**WHAT THIS TASK INVOLVES:**
Repeat the lines below, switching every "indicator-name" to "indicator-title" and leaving everything else as it is. Omit the pictures from your answer.

start INPUT FOR THIS TASK

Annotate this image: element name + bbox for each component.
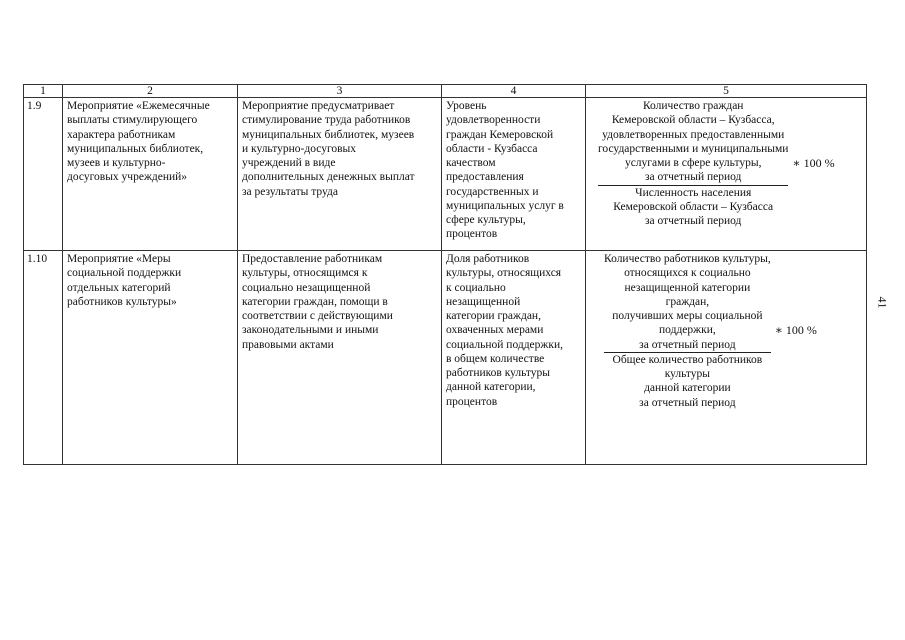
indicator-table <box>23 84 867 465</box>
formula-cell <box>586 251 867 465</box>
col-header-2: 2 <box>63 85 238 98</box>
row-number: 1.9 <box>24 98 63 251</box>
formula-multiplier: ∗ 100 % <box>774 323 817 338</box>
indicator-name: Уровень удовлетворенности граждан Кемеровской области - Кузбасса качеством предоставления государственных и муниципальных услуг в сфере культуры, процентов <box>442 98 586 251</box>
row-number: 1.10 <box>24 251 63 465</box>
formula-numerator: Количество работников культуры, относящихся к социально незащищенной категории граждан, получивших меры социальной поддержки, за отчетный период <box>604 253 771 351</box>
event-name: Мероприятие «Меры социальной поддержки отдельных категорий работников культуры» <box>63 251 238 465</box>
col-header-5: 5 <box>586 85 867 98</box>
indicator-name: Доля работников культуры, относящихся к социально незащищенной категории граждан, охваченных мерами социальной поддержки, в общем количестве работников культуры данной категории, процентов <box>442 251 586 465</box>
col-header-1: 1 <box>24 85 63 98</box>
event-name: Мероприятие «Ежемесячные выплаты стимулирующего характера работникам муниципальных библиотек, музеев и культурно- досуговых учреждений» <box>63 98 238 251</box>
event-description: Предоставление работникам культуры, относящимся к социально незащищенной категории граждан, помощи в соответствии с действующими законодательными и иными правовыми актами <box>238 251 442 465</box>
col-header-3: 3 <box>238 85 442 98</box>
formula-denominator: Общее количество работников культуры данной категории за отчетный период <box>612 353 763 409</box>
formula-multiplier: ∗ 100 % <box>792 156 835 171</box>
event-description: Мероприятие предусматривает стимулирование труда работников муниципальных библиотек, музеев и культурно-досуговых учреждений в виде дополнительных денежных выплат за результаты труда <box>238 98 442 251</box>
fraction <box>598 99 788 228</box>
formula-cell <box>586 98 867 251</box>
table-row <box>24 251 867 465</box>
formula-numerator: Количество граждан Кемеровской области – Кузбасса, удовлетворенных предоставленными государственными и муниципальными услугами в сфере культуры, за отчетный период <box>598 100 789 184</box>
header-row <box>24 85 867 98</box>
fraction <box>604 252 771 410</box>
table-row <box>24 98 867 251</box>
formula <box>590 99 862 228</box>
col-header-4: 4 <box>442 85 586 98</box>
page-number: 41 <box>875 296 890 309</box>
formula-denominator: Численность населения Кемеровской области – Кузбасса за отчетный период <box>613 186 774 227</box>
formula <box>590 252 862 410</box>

end INPUT FOR THIS TASK

**SOLVED PROBLEM:**
Annotate this image: element name + bbox for each component.
indicator-table <box>23 84 867 465</box>
formula-cell <box>586 251 867 465</box>
col-header-2: 2 <box>63 85 238 98</box>
row-number: 1.9 <box>24 98 63 251</box>
formula-multiplier: ∗ 100 % <box>774 323 817 338</box>
indicator-title: Уровень удовлетворенности граждан Кемеровской области - Кузбасса качеством предоставления государственных и муниципальных услуг в сфере культуры, процентов <box>442 98 586 251</box>
row-number: 1.10 <box>24 251 63 465</box>
formula-numerator: Количество работников культуры, относящихся к социально незащищенной категории граждан, получивших меры социальной поддержки, за отчетный период <box>604 253 771 351</box>
event-name: Мероприятие «Меры социальной поддержки отдельных категорий работников культуры» <box>63 251 238 465</box>
col-header-5: 5 <box>586 85 867 98</box>
indicator-title: Доля работников культуры, относящихся к социально незащищенной категории граждан, охваченных мерами социальной поддержки, в общем количестве работников культуры данной категории, процентов <box>442 251 586 465</box>
col-header-1: 1 <box>24 85 63 98</box>
event-name: Мероприятие «Ежемесячные выплаты стимулирующего характера работникам муниципальных библиотек, музеев и культурно- досуговых учреждений» <box>63 98 238 251</box>
event-description: Предоставление работникам культуры, относящимся к социально незащищенной категории граждан, помощи в соответствии с действующими законодательными и иными правовыми актами <box>238 251 442 465</box>
col-header-3: 3 <box>238 85 442 98</box>
formula-denominator: Общее количество работников культуры данной категории за отчетный период <box>612 353 763 409</box>
formula-multiplier: ∗ 100 % <box>792 156 835 171</box>
event-description: Мероприятие предусматривает стимулирование труда работников муниципальных библиотек, музеев и культурно-досуговых учреждений в виде дополнительных денежных выплат за результаты труда <box>238 98 442 251</box>
fraction <box>598 99 788 228</box>
formula-cell <box>586 98 867 251</box>
table-row <box>24 251 867 465</box>
formula-numerator: Количество граждан Кемеровской области – Кузбасса, удовлетворенных предоставленными государственными и муниципальными услугами в сфере культуры, за отчетный период <box>598 100 789 184</box>
header-row <box>24 85 867 98</box>
fraction <box>604 252 771 410</box>
table-row <box>24 98 867 251</box>
formula <box>590 99 862 228</box>
col-header-4: 4 <box>442 85 586 98</box>
page-number: 41 <box>875 296 890 309</box>
formula-denominator: Численность населения Кемеровской области – Кузбасса за отчетный период <box>613 186 774 227</box>
formula <box>590 252 862 410</box>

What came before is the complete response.